>> BEGIN Data excerpts

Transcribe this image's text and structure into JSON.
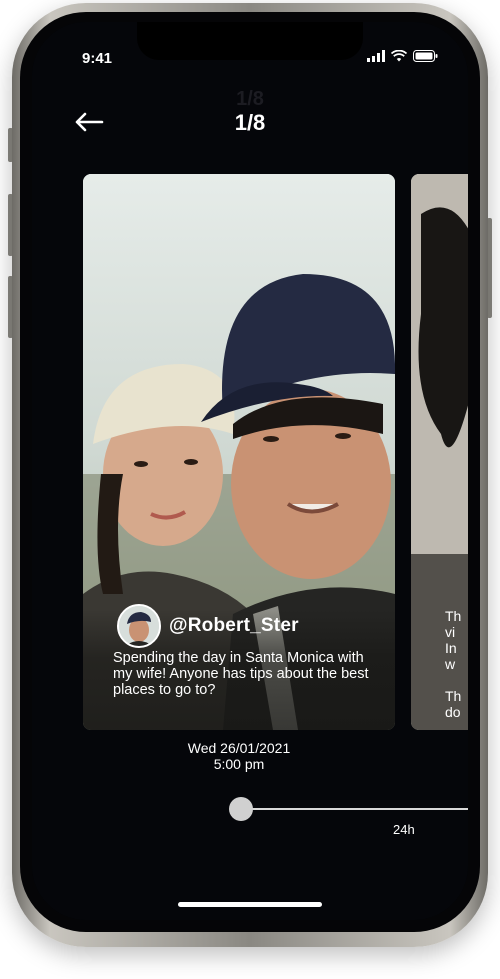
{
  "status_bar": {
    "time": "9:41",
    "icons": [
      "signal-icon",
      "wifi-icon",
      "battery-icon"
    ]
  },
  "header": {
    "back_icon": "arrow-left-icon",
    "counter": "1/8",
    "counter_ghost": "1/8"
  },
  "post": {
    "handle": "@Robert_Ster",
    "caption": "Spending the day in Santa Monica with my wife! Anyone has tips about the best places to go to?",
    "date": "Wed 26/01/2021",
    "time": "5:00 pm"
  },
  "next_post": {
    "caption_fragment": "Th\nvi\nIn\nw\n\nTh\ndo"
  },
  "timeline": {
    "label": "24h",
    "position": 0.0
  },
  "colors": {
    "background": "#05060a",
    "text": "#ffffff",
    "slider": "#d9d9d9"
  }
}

>> END Data excerpts
>> BEGIN Data excerpts

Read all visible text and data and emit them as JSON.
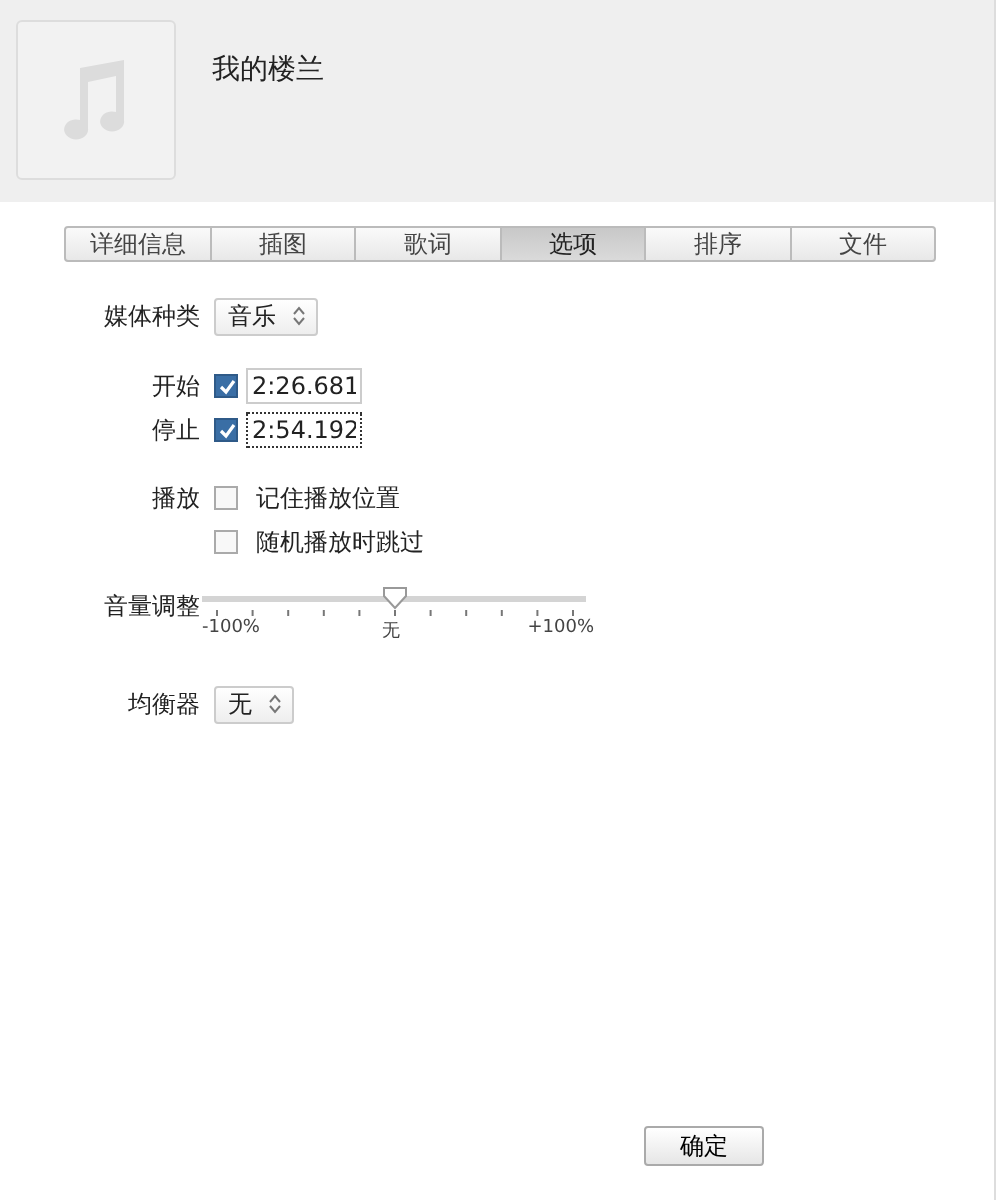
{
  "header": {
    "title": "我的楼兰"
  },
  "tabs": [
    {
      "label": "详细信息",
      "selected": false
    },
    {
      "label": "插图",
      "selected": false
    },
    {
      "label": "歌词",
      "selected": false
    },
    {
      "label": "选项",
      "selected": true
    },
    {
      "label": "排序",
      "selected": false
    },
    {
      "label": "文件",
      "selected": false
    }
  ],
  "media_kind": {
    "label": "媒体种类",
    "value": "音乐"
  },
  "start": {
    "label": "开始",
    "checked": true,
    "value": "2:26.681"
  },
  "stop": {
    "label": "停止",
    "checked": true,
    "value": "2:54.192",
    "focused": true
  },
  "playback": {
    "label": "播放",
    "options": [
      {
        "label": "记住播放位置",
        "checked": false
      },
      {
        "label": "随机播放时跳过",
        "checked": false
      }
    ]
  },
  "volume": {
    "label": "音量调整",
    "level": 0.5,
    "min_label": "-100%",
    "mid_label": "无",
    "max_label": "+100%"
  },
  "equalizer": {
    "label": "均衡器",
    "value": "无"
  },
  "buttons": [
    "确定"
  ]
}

>> END Data excerpts

Looking at the data above, show all lines where the word "JSON" occurs.

Transcribe this image's text and structure into JSON.
Read all visible text and data and emit them as JSON.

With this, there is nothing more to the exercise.